**Written exercise:** Would you extract the whole listing below and retype it exactly?

**Figure data in JSON:**
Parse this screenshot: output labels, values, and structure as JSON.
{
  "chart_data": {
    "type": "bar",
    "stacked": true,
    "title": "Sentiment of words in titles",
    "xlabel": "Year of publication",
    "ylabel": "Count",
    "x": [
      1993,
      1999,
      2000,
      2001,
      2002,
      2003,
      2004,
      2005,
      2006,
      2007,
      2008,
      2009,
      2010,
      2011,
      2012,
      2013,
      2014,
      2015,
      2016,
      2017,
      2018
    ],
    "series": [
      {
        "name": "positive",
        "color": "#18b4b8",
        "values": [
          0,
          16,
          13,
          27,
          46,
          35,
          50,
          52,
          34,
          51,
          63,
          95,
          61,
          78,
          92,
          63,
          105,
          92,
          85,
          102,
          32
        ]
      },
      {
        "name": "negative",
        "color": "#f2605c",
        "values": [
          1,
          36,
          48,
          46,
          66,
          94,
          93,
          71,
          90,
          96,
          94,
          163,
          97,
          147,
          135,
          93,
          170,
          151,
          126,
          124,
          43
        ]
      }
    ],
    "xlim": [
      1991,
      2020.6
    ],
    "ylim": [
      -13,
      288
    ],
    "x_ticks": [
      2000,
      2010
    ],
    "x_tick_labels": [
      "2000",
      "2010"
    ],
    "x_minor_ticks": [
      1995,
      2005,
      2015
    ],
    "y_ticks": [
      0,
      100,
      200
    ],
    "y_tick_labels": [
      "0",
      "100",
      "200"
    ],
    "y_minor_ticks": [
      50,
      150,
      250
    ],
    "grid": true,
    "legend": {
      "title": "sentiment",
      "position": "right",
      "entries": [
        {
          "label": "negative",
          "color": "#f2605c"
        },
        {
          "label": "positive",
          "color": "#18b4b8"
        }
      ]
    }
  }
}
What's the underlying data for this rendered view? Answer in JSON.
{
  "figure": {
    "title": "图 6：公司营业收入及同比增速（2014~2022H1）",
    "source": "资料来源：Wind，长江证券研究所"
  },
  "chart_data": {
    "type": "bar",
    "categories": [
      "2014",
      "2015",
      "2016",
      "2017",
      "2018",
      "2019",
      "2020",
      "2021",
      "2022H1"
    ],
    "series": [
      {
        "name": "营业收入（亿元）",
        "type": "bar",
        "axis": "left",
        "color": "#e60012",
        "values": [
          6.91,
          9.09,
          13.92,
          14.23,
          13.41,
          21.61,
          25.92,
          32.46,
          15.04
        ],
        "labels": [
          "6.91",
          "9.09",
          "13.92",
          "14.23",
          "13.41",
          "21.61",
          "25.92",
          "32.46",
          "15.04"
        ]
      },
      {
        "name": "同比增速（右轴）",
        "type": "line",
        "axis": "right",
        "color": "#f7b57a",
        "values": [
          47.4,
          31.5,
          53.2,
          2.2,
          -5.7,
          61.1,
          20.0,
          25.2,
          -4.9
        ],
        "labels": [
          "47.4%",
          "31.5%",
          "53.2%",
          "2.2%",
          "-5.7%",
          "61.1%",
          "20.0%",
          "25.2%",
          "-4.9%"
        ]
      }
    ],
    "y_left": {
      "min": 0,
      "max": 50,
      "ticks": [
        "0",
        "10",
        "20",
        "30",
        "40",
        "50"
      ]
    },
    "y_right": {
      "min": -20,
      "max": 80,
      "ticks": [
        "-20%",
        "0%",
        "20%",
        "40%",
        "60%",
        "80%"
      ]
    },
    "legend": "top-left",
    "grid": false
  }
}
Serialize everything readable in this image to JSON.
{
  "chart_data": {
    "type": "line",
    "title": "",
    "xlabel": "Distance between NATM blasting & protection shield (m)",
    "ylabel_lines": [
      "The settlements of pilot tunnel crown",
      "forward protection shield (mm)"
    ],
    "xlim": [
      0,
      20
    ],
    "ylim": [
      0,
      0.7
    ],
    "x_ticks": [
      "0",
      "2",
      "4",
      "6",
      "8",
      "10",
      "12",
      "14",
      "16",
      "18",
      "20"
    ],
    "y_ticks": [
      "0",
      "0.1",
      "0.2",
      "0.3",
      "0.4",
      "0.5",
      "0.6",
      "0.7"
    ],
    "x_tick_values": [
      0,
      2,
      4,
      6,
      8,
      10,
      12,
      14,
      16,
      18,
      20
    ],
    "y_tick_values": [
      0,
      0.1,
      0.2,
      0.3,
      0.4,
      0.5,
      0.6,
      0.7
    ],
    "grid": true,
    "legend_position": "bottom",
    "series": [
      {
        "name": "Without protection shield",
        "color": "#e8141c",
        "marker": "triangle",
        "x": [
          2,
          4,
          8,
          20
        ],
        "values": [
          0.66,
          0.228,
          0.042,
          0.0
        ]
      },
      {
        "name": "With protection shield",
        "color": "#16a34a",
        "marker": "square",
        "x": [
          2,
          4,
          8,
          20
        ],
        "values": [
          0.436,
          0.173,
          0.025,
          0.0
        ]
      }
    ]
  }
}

**The result:**
Parse this screenshot: output labels, values, and structure as JSON.
{
  "chart_data": {
    "type": "bar",
    "stacked": true,
    "title": "Sentiment of words in titles",
    "xlabel": "Year of publication",
    "ylabel": "Count",
    "x": [
      1993,
      1999,
      2000,
      2001,
      2002,
      2003,
      2004,
      2005,
      2006,
      2007,
      2008,
      2009,
      2010,
      2011,
      2012,
      2013,
      2014,
      2015,
      2016,
      2017,
      2018
    ],
    "series": [
      {
        "name": "positive",
        "color": "#18b4b8",
        "values": [
          0,
          16,
          13,
          27,
          46,
          35,
          50,
          52,
          34,
          51,
          63,
          95,
          61,
          78,
          92,
          63,
          105,
          92,
          85,
          102,
          32
        ]
      },
      {
        "name": "negative",
        "color": "#f2605c",
        "values": [
          1,
          36,
          48,
          46,
          66,
          94,
          93,
          71,
          90,
          96,
          94,
          163,
          97,
          147,
          135,
          93,
          170,
          151,
          126,
          124,
          43
        ]
      }
    ],
    "xlim": [
      1991,
      2020.6
    ],
    "ylim": [
      -13,
      288
    ],
    "x_ticks": [
      2000,
      2010
    ],
    "x_tick_labels": [
      "2000",
      "2010"
    ],
    "x_minor_ticks": [
      1995,
      2005,
      2015
    ],
    "y_ticks": [
      0,
      100,
      200
    ],
    "y_tick_labels": [
      "0",
      "100",
      "200"
    ],
    "y_minor_ticks": [
      50,
      150,
      250
    ],
    "grid": true,
    "legend": {
      "title": "sentiment",
      "position": "right",
      "entries": [
        {
          "label": "negative",
          "color": "#f2605c"
        },
        {
          "label": "positive",
          "color": "#18b4b8"
        }
      ]
    }
  }
}
What's the underlying data for this rendered view? Answer in JSON.
{
  "figure": {
    "title": "图 6：公司营业收入及同比增速（2014~2022H1）",
    "source": "资料来源：Wind，长江证券研究所"
  },
  "chart_data": {
    "type": "bar",
    "categories": [
      "2014",
      "2015",
      "2016",
      "2017",
      "2018",
      "2019",
      "2020",
      "2021",
      "2022H1"
    ],
    "series": [
      {
        "name": "营业收入（亿元）",
        "type": "bar",
        "axis": "left",
        "color": "#e60012",
        "values": [
          6.91,
          9.09,
          13.92,
          14.23,
          13.41,
          21.61,
          25.92,
          32.46,
          15.04
        ],
        "labels": [
          "6.91",
          "9.09",
          "13.92",
          "14.23",
          "13.41",
          "21.61",
          "25.92",
          "32.46",
          "15.04"
        ]
      },
      {
        "name": "同比增速（右轴）",
        "type": "line",
        "axis": "right",
        "color": "#f7b57a",
        "values": [
          47.4,
          31.5,
          53.2,
          2.2,
          -5.7,
          61.1,
          20.0,
          25.2,
          -4.9
        ],
        "labels": [
          "47.4%",
          "31.5%",
          "53.2%",
          "2.2%",
          "-5.7%",
          "61.1%",
          "20.0%",
          "25.2%",
          "-4.9%"
        ]
      }
    ],
    "y_left": {
      "min": 0,
      "max": 50,
      "ticks": [
        "0",
        "10",
        "20",
        "30",
        "40",
        "50"
      ]
    },
    "y_right": {
      "min": -20,
      "max": 80,
      "ticks": [
        "-20%",
        "0%",
        "20%",
        "40%",
        "60%",
        "80%"
      ]
    },
    "legend": "top-left",
    "grid": false
  }
}
Serialize everything readable in this image to JSON.
{
  "chart_data": {
    "type": "line",
    "title": "",
    "xlabel": "Distance between NATM blasting & protection shield (m)",
    "ylabel_lines": [
      "The settlements of pilot tunnel crown",
      "forward protection shield (mm)"
    ],
    "xlim": [
      0,
      20
    ],
    "ylim": [
      0,
      0.7
    ],
    "x_ticks": [
      "0",
      "2",
      "4",
      "6",
      "8",
      "10",
      "12",
      "14",
      "16",
      "18",
      "20"
    ],
    "y_ticks": [
      "0",
      "0.1",
      "0.2",
      "0.3",
      "0.4",
      "0.5",
      "0.6",
      "0.7"
    ],
    "x_tick_values": [
      0,
      2,
      4,
      6,
      8,
      10,
      12,
      14,
      16,
      18,
      20
    ],
    "y_tick_values": [
      0,
      0.1,
      0.2,
      0.3,
      0.4,
      0.5,
      0.6,
      0.7
    ],
    "grid": true,
    "legend_position": "bottom",
    "series": [
      {
        "name": "Without protection shield",
        "color": "#e8141c",
        "marker": "triangle",
        "x": [
          2,
          4,
          8,
          20
        ],
        "values": [
          0.66,
          0.228,
          0.042,
          0.0
        ]
      },
      {
        "name": "With protection shield",
        "color": "#16a34a",
        "marker": "square",
        "x": [
          2,
          4,
          8,
          20
        ],
        "values": [
          0.436,
          0.173,
          0.025,
          0.0
        ]
      }
    ]
  }
}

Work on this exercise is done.